-- PROVIDED RECORDS --
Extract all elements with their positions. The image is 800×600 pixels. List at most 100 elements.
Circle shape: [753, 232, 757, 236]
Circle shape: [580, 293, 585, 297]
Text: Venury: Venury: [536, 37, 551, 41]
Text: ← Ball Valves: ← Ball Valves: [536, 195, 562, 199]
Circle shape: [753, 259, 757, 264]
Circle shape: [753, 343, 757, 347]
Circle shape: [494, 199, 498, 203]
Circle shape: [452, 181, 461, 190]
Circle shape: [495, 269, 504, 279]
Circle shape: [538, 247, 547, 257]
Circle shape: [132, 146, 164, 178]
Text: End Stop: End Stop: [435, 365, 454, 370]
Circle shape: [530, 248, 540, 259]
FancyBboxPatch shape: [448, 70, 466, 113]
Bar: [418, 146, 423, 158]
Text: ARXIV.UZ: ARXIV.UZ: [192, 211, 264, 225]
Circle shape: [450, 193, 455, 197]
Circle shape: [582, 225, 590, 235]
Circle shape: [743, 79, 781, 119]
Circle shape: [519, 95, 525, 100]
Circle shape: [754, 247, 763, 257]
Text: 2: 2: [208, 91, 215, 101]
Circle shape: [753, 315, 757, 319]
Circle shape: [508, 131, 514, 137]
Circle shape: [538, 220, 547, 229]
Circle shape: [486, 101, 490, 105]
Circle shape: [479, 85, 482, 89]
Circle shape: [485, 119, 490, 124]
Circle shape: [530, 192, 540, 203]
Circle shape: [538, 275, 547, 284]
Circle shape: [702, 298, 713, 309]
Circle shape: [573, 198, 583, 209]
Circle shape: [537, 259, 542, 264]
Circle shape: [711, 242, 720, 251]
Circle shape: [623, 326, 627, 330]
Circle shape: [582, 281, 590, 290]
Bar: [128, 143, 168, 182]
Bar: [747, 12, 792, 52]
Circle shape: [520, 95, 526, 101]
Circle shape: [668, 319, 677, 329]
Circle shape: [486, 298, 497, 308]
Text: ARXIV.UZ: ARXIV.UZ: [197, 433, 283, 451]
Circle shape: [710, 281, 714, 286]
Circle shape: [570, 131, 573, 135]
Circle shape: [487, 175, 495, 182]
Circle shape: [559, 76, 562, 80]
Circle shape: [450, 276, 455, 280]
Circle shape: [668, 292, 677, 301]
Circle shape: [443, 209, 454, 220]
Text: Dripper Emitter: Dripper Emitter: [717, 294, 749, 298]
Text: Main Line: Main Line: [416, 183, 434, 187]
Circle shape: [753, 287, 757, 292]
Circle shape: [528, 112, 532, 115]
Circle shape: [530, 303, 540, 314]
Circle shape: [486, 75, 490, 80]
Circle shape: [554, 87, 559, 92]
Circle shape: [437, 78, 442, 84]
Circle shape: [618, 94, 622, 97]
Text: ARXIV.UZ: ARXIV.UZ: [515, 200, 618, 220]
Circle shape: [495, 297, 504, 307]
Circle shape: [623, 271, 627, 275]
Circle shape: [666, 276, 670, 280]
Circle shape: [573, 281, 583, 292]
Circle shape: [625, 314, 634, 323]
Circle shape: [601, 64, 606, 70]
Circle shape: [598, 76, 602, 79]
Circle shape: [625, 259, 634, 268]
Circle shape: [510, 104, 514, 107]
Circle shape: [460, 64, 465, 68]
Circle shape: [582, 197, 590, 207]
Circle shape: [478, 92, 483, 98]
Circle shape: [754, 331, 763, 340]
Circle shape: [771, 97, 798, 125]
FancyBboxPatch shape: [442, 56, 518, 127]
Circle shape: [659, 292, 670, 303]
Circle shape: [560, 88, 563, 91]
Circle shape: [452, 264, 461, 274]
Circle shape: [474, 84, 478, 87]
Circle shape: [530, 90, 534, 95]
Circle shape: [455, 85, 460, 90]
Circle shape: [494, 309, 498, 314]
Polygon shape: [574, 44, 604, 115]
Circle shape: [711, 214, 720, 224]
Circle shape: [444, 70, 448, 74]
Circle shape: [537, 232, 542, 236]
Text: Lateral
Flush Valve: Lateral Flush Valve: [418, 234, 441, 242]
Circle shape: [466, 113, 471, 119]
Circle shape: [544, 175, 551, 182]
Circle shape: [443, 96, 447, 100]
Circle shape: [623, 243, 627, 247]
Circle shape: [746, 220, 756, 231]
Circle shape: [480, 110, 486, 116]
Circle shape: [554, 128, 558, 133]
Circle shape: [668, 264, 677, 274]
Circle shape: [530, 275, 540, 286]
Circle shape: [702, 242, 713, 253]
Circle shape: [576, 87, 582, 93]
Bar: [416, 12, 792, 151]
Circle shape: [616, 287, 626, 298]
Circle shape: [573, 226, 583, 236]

-- AIM --
Duplicate every line of the listing above, character for character.

-- SOLVED EXERCISE --
Extract all elements with their positions. The image is 800×600 pixels. List at most 100 elements.
Circle shape: [753, 232, 757, 236]
Circle shape: [580, 293, 585, 297]
Text: Venury: Venury: [536, 37, 551, 41]
Text: ← Ball Valves: ← Ball Valves: [536, 195, 562, 199]
Circle shape: [753, 259, 757, 264]
Circle shape: [753, 343, 757, 347]
Circle shape: [494, 199, 498, 203]
Circle shape: [452, 181, 461, 190]
Circle shape: [495, 269, 504, 279]
Circle shape: [538, 247, 547, 257]
Circle shape: [132, 146, 164, 178]
Text: End Stop: End Stop: [435, 365, 454, 370]
Circle shape: [530, 248, 540, 259]
FancyBboxPatch shape: [448, 70, 466, 113]
Bar: [418, 146, 423, 158]
Text: ARXIV.UZ: ARXIV.UZ: [192, 211, 264, 225]
Circle shape: [450, 193, 455, 197]
Circle shape: [582, 225, 590, 235]
Circle shape: [743, 79, 781, 119]
Circle shape: [519, 95, 525, 100]
Circle shape: [754, 247, 763, 257]
Text: 2: 2: [208, 91, 215, 101]
Circle shape: [753, 315, 757, 319]
Circle shape: [508, 131, 514, 137]
Circle shape: [538, 220, 547, 229]
Circle shape: [486, 101, 490, 105]
Circle shape: [479, 85, 482, 89]
Circle shape: [485, 119, 490, 124]
Circle shape: [530, 192, 540, 203]
Circle shape: [538, 275, 547, 284]
Circle shape: [702, 298, 713, 309]
Circle shape: [573, 198, 583, 209]
Circle shape: [537, 259, 542, 264]
Circle shape: [711, 242, 720, 251]
Circle shape: [623, 326, 627, 330]
Circle shape: [582, 281, 590, 290]
Bar: [128, 143, 168, 182]
Bar: [747, 12, 792, 52]
Circle shape: [520, 95, 526, 101]
Circle shape: [668, 319, 677, 329]
Circle shape: [486, 298, 497, 308]
Text: ARXIV.UZ: ARXIV.UZ: [197, 433, 283, 451]
Circle shape: [710, 281, 714, 286]
Circle shape: [570, 131, 573, 135]
Circle shape: [487, 175, 495, 182]
Circle shape: [559, 76, 562, 80]
Circle shape: [450, 276, 455, 280]
Circle shape: [668, 292, 677, 301]
Circle shape: [443, 209, 454, 220]
Text: Dripper Emitter: Dripper Emitter: [717, 294, 749, 298]
Text: Main Line: Main Line: [416, 183, 434, 187]
Circle shape: [753, 287, 757, 292]
Circle shape: [528, 112, 532, 115]
Circle shape: [530, 303, 540, 314]
Circle shape: [486, 75, 490, 80]
Circle shape: [554, 87, 559, 92]
Circle shape: [437, 78, 442, 84]
Circle shape: [618, 94, 622, 97]
Text: ARXIV.UZ: ARXIV.UZ: [515, 200, 618, 220]
Circle shape: [495, 297, 504, 307]
Circle shape: [623, 271, 627, 275]
Circle shape: [666, 276, 670, 280]
Circle shape: [573, 281, 583, 292]
Circle shape: [625, 314, 634, 323]
Circle shape: [601, 64, 606, 70]
Circle shape: [598, 76, 602, 79]
Circle shape: [625, 259, 634, 268]
Circle shape: [510, 104, 514, 107]
Circle shape: [460, 64, 465, 68]
Circle shape: [582, 197, 590, 207]
Circle shape: [478, 92, 483, 98]
Circle shape: [754, 331, 763, 340]
Circle shape: [771, 97, 798, 125]
FancyBboxPatch shape: [442, 56, 518, 127]
Circle shape: [659, 292, 670, 303]
Circle shape: [560, 88, 563, 91]
Circle shape: [452, 264, 461, 274]
Circle shape: [474, 84, 478, 87]
Circle shape: [530, 90, 534, 95]
Circle shape: [455, 85, 460, 90]
Circle shape: [494, 309, 498, 314]
Polygon shape: [574, 44, 604, 115]
Circle shape: [711, 214, 720, 224]
Circle shape: [444, 70, 448, 74]
Circle shape: [537, 232, 542, 236]
Text: Lateral
Flush Valve: Lateral Flush Valve: [418, 234, 441, 242]
Circle shape: [466, 113, 471, 119]
Circle shape: [544, 175, 551, 182]
Circle shape: [443, 96, 447, 100]
Circle shape: [623, 243, 627, 247]
Circle shape: [746, 220, 756, 231]
Circle shape: [480, 110, 486, 116]
Circle shape: [554, 128, 558, 133]
Circle shape: [668, 264, 677, 274]
Circle shape: [530, 275, 540, 286]
Circle shape: [702, 242, 713, 253]
Circle shape: [576, 87, 582, 93]
Bar: [416, 12, 792, 151]
Circle shape: [616, 287, 626, 298]
Circle shape: [573, 226, 583, 236]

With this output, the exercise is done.